» Exercise objective
Tally the lines holding the word "Cash" and state the count by itself.
------------
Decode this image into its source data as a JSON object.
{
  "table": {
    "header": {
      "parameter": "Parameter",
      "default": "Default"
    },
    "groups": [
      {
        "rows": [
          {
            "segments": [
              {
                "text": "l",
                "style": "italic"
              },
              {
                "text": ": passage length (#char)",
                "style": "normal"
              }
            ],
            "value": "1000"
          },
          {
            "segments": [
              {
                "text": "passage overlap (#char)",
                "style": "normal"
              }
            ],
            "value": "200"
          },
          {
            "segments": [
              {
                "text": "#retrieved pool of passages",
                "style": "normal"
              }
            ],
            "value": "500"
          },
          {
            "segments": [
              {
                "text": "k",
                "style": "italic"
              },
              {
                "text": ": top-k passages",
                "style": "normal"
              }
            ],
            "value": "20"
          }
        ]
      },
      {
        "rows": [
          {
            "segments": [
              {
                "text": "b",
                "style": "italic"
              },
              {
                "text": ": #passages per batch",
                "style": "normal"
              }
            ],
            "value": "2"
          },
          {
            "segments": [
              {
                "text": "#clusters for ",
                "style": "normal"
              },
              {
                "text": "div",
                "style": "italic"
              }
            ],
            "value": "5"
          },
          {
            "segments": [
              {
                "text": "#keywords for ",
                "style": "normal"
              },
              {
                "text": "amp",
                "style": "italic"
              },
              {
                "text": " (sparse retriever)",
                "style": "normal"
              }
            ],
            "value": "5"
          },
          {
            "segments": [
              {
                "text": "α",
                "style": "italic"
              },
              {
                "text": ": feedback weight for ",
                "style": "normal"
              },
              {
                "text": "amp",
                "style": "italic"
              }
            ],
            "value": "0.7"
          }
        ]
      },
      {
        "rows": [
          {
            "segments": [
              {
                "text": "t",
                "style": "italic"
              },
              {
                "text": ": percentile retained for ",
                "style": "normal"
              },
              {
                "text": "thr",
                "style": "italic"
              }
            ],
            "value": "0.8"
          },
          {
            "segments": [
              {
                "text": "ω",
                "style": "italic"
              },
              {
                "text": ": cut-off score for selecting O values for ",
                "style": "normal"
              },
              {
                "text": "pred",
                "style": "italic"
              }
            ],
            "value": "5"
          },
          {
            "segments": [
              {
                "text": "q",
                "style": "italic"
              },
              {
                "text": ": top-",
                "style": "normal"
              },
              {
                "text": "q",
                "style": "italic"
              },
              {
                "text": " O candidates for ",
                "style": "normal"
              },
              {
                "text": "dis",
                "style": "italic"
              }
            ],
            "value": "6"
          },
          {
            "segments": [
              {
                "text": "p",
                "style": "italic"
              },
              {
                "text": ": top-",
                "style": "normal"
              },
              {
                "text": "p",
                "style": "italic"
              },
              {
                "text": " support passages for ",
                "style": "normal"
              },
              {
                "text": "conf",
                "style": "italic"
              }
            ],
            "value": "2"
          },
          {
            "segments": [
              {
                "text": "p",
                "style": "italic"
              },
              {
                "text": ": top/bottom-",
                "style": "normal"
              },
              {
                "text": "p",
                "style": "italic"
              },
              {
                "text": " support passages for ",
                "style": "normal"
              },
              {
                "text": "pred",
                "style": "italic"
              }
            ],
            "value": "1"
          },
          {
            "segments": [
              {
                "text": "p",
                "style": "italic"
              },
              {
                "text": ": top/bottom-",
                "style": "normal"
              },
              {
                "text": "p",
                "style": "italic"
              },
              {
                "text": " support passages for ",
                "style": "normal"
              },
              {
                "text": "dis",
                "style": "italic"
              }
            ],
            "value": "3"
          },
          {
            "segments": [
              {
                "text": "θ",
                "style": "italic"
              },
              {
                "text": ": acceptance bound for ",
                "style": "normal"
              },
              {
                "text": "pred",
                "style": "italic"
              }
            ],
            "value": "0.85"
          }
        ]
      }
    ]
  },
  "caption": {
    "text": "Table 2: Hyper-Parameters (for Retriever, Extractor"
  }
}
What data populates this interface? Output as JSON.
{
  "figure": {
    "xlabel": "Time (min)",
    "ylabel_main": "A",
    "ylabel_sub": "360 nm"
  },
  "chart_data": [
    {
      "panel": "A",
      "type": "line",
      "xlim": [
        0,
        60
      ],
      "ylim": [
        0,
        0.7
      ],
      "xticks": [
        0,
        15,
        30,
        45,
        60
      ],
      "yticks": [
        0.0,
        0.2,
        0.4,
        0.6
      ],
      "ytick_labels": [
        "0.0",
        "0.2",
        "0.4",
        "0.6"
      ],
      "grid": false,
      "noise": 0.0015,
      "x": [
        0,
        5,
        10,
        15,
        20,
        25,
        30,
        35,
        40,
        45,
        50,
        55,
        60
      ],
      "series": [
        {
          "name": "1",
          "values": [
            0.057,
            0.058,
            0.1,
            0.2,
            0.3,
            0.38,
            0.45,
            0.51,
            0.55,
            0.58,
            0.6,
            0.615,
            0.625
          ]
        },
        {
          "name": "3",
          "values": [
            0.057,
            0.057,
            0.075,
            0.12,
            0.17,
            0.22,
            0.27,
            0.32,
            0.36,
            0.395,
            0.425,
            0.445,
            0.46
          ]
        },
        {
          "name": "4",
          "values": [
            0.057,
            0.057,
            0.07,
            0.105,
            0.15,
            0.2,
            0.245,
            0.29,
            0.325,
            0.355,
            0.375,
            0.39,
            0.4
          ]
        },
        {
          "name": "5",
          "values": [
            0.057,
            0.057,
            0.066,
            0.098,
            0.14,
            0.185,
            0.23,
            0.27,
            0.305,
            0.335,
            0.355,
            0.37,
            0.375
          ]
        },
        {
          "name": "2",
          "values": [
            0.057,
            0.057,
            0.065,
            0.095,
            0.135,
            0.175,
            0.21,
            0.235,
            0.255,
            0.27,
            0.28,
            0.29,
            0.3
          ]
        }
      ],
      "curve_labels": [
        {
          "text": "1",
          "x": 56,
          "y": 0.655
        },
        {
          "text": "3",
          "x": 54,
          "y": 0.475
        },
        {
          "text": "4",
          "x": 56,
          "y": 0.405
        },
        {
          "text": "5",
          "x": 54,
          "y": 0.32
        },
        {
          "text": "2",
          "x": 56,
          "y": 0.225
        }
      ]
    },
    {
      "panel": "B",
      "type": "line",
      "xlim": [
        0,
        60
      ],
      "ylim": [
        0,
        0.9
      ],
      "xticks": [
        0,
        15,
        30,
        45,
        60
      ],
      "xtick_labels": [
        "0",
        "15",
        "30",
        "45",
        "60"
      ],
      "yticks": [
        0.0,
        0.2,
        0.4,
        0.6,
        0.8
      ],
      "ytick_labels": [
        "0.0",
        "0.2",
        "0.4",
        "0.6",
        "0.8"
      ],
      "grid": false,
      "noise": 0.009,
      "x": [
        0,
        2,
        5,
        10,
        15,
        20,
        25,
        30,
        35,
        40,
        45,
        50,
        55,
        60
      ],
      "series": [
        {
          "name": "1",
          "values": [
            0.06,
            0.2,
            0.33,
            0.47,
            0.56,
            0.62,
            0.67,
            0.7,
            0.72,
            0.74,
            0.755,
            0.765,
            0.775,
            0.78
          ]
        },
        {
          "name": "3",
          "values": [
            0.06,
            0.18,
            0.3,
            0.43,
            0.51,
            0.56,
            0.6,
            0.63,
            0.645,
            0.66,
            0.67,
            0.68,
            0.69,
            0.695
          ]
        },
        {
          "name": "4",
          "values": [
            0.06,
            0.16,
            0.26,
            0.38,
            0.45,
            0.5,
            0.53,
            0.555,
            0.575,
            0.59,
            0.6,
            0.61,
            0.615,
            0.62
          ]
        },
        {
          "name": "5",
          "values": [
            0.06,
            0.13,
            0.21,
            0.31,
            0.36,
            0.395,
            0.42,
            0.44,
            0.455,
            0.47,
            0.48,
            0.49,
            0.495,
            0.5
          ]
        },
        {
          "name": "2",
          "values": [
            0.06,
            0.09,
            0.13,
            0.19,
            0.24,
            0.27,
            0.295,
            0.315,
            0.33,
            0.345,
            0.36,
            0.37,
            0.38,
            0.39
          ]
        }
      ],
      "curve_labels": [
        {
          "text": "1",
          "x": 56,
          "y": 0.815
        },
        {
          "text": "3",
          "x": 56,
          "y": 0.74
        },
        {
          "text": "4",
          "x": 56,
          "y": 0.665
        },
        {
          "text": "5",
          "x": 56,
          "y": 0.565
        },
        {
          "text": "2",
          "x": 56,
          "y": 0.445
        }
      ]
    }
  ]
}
------------
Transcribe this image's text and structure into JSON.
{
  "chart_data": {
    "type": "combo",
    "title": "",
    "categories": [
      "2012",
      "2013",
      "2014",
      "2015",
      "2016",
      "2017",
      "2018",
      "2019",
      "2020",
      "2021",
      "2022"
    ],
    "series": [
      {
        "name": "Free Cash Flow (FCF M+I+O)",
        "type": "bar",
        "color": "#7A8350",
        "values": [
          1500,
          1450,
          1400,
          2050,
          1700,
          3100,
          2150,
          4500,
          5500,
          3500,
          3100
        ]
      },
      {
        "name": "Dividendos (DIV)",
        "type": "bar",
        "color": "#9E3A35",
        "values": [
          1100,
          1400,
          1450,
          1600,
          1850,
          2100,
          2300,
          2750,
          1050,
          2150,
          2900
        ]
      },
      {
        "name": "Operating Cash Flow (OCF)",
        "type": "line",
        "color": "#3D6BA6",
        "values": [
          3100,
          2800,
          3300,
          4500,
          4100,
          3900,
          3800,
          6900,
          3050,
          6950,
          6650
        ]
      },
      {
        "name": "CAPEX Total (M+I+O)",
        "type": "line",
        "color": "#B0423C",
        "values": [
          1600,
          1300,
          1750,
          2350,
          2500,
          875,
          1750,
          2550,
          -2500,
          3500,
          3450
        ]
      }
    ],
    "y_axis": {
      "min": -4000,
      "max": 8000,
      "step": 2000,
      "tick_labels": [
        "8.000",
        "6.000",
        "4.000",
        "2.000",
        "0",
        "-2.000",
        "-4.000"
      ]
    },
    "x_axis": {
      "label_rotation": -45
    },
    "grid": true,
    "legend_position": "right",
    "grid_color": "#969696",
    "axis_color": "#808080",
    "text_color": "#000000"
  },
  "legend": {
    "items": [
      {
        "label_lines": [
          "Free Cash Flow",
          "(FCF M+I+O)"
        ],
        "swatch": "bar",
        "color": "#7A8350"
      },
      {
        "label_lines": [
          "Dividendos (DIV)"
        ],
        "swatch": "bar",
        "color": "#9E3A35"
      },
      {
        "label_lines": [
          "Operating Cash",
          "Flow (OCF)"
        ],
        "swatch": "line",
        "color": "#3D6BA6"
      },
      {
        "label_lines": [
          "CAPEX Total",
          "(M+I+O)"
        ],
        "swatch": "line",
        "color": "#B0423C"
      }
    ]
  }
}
------------
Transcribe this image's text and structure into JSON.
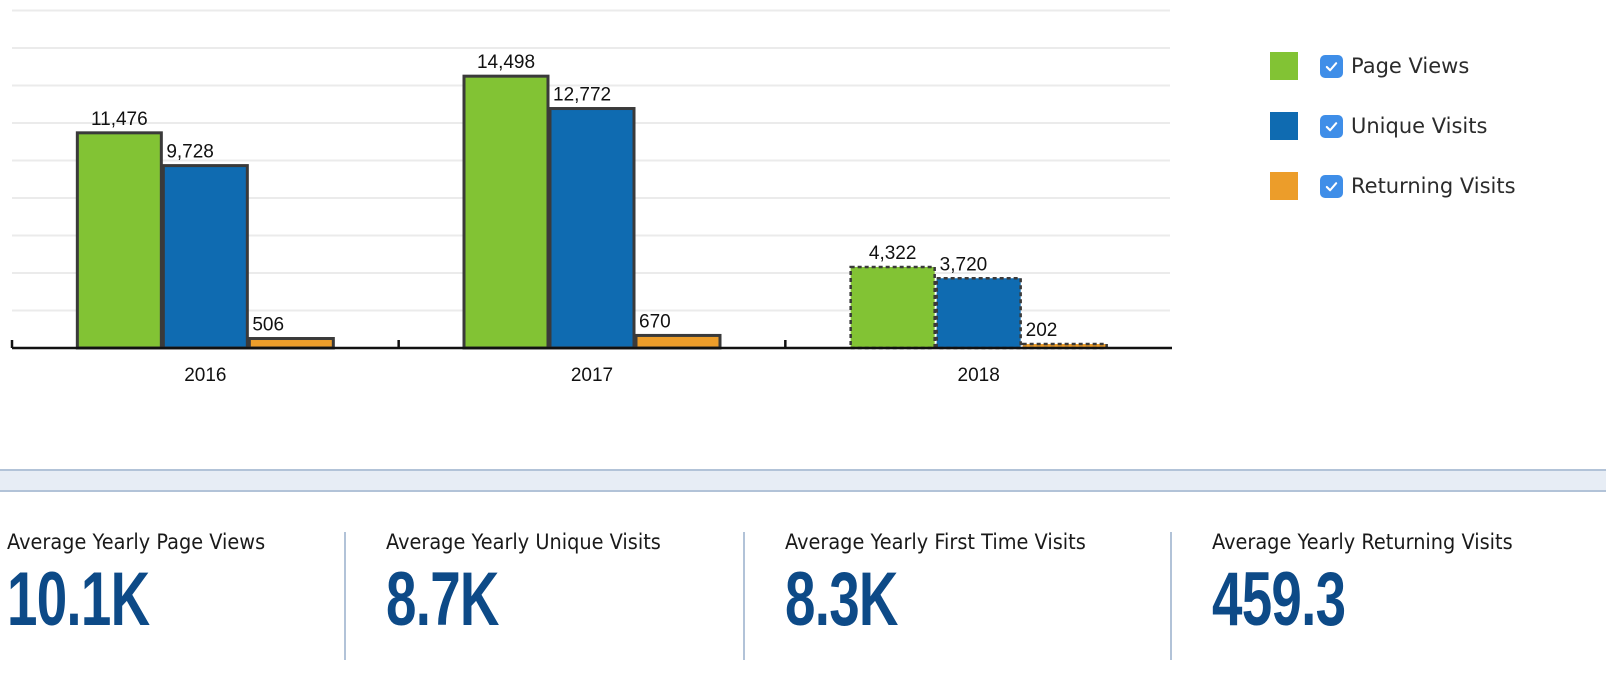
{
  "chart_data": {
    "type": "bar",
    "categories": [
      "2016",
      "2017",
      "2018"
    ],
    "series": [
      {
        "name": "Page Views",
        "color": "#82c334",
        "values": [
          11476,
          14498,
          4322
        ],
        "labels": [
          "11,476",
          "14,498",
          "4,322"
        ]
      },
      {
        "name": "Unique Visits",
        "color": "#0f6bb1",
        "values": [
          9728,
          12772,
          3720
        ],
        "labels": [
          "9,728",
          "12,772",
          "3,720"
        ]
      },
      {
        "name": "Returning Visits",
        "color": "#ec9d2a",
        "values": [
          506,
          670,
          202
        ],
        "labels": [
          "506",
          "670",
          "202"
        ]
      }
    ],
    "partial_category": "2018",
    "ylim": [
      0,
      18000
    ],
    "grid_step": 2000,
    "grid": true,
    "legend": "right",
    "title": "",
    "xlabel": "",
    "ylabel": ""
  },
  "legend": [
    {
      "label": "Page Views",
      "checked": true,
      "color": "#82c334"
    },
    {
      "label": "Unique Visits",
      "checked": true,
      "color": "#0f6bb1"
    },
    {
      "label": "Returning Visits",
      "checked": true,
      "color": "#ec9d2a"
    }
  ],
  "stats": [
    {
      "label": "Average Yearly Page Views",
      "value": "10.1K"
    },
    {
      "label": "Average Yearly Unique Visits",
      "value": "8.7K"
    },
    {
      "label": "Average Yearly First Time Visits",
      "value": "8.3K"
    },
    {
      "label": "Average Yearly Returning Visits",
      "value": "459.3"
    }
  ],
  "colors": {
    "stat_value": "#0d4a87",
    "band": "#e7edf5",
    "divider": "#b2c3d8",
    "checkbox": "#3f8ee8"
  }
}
------------
» Exercise answer
4